REQUEST: Write out all of the records precisely. Skip anything that is a picture.

• • • • • • •

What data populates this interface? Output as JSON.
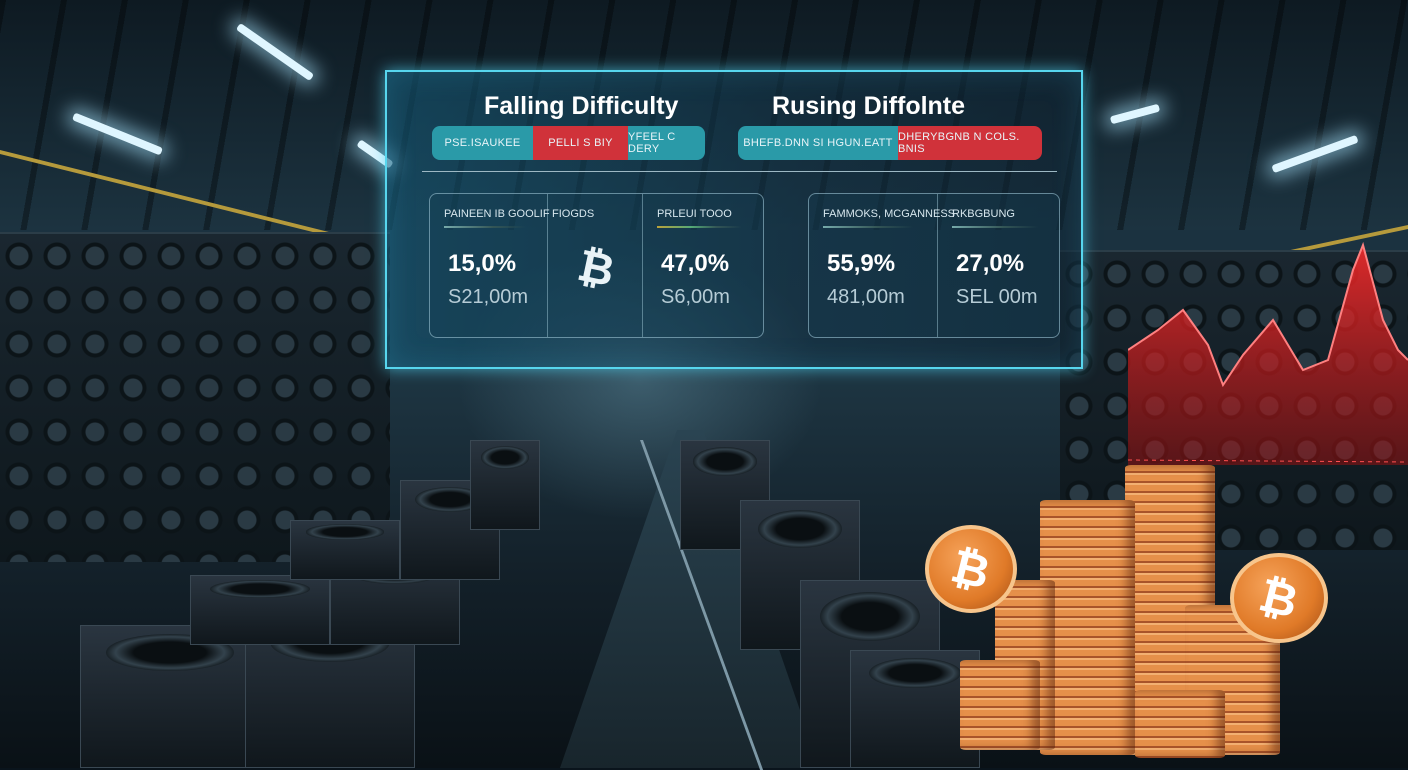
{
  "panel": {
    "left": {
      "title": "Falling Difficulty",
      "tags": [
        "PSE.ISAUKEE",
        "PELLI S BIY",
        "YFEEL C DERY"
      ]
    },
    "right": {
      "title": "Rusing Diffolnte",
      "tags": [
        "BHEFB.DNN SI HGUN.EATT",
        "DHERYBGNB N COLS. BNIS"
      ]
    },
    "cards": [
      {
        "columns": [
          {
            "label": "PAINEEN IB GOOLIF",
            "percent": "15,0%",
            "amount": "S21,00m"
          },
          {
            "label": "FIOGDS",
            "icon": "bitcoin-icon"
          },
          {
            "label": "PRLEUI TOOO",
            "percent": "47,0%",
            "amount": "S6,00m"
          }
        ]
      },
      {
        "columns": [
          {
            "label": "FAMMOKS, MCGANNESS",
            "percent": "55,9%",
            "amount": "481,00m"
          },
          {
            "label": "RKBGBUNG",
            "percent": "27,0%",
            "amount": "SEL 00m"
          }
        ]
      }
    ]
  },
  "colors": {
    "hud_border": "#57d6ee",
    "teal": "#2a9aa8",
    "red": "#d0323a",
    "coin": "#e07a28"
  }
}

• • • • • • •

RESULT OF THE EXERCISE:
What data populates this interface? Output as JSON.
{
  "panel": {
    "left": {
      "title": "Falling Difficulty",
      "tags": [
        "PSE.ISAUKEE",
        "PELLI S BIY",
        "YFEEL C DERY"
      ]
    },
    "right": {
      "title": "Rusing Diffolnte",
      "tags": [
        "BHEFB.DNN SI HGUN.EATT",
        "DHERYBGNB N COLS. BNIS"
      ]
    },
    "cards": [
      {
        "columns": [
          {
            "label": "PAINEEN IB GOOLIF",
            "percent": "15,0%",
            "amount": "S21,00m"
          },
          {
            "label": "FIOGDS",
            "icon": "bitcoin-icon"
          },
          {
            "label": "PRLEUI TOOO",
            "percent": "47,0%",
            "amount": "S6,00m"
          }
        ]
      },
      {
        "columns": [
          {
            "label": "FAMMOKS, MCGANNESS",
            "percent": "55,9%",
            "amount": "481,00m"
          },
          {
            "label": "RKBGBUNG",
            "percent": "27,0%",
            "amount": "SEL 00m"
          }
        ]
      }
    ]
  },
  "colors": {
    "hud_border": "#57d6ee",
    "teal": "#2a9aa8",
    "red": "#d0323a",
    "coin": "#e07a28"
  }
}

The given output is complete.